> Instruction
Your task is to print the material below exactly as presented.

● ● ● ● ●

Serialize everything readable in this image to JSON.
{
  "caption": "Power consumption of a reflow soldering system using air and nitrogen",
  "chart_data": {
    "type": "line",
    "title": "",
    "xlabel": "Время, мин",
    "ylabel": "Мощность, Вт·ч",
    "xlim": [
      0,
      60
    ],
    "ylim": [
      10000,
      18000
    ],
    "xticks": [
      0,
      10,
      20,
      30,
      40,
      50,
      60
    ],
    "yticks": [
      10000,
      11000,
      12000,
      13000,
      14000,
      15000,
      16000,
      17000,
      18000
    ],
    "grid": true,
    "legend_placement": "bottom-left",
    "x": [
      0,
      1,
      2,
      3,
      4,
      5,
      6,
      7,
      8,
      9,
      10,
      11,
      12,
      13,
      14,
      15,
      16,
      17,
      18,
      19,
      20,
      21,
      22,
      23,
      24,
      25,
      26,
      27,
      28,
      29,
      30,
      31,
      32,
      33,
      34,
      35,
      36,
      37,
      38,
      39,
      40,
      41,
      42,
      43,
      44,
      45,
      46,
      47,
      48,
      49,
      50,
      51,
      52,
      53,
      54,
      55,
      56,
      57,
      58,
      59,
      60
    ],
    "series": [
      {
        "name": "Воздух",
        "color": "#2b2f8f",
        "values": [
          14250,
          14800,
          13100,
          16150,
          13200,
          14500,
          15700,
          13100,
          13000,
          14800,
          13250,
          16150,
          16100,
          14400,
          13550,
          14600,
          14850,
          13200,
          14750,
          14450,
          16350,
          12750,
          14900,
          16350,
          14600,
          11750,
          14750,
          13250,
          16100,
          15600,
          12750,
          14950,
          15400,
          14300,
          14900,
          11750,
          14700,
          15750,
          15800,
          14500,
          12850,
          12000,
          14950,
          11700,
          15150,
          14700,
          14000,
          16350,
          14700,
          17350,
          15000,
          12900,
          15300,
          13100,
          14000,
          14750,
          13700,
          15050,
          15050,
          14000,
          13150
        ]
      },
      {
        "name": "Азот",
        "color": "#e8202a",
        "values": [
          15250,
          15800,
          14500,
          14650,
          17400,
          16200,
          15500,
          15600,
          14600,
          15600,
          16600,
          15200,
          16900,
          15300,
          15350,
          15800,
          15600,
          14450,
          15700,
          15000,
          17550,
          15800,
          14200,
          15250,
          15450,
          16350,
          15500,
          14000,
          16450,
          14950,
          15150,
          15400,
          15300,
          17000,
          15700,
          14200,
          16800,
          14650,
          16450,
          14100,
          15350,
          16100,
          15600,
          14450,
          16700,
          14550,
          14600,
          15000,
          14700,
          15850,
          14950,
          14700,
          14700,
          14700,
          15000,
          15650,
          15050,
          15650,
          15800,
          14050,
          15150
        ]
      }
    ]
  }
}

● ● ● ● ●

> Result of this task
Serialize everything readable in this image to JSON.
{
  "caption": "Power consumption of a reflow soldering system using air and nitrogen",
  "chart_data": {
    "type": "line",
    "title": "",
    "xlabel": "Время, мин",
    "ylabel": "Мощность, Вт·ч",
    "xlim": [
      0,
      60
    ],
    "ylim": [
      10000,
      18000
    ],
    "xticks": [
      0,
      10,
      20,
      30,
      40,
      50,
      60
    ],
    "yticks": [
      10000,
      11000,
      12000,
      13000,
      14000,
      15000,
      16000,
      17000,
      18000
    ],
    "grid": true,
    "legend_placement": "bottom-left",
    "x": [
      0,
      1,
      2,
      3,
      4,
      5,
      6,
      7,
      8,
      9,
      10,
      11,
      12,
      13,
      14,
      15,
      16,
      17,
      18,
      19,
      20,
      21,
      22,
      23,
      24,
      25,
      26,
      27,
      28,
      29,
      30,
      31,
      32,
      33,
      34,
      35,
      36,
      37,
      38,
      39,
      40,
      41,
      42,
      43,
      44,
      45,
      46,
      47,
      48,
      49,
      50,
      51,
      52,
      53,
      54,
      55,
      56,
      57,
      58,
      59,
      60
    ],
    "series": [
      {
        "name": "Воздух",
        "color": "#2b2f8f",
        "values": [
          14250,
          14800,
          13100,
          16150,
          13200,
          14500,
          15700,
          13100,
          13000,
          14800,
          13250,
          16150,
          16100,
          14400,
          13550,
          14600,
          14850,
          13200,
          14750,
          14450,
          16350,
          12750,
          14900,
          16350,
          14600,
          11750,
          14750,
          13250,
          16100,
          15600,
          12750,
          14950,
          15400,
          14300,
          14900,
          11750,
          14700,
          15750,
          15800,
          14500,
          12850,
          12000,
          14950,
          11700,
          15150,
          14700,
          14000,
          16350,
          14700,
          17350,
          15000,
          12900,
          15300,
          13100,
          14000,
          14750,
          13700,
          15050,
          15050,
          14000,
          13150
        ]
      },
      {
        "name": "Азот",
        "color": "#e8202a",
        "values": [
          15250,
          15800,
          14500,
          14650,
          17400,
          16200,
          15500,
          15600,
          14600,
          15600,
          16600,
          15200,
          16900,
          15300,
          15350,
          15800,
          15600,
          14450,
          15700,
          15000,
          17550,
          15800,
          14200,
          15250,
          15450,
          16350,
          15500,
          14000,
          16450,
          14950,
          15150,
          15400,
          15300,
          17000,
          15700,
          14200,
          16800,
          14650,
          16450,
          14100,
          15350,
          16100,
          15600,
          14450,
          16700,
          14550,
          14600,
          15000,
          14700,
          15850,
          14950,
          14700,
          14700,
          14700,
          15000,
          15650,
          15050,
          15650,
          15800,
          14050,
          15150
        ]
      }
    ]
  }
}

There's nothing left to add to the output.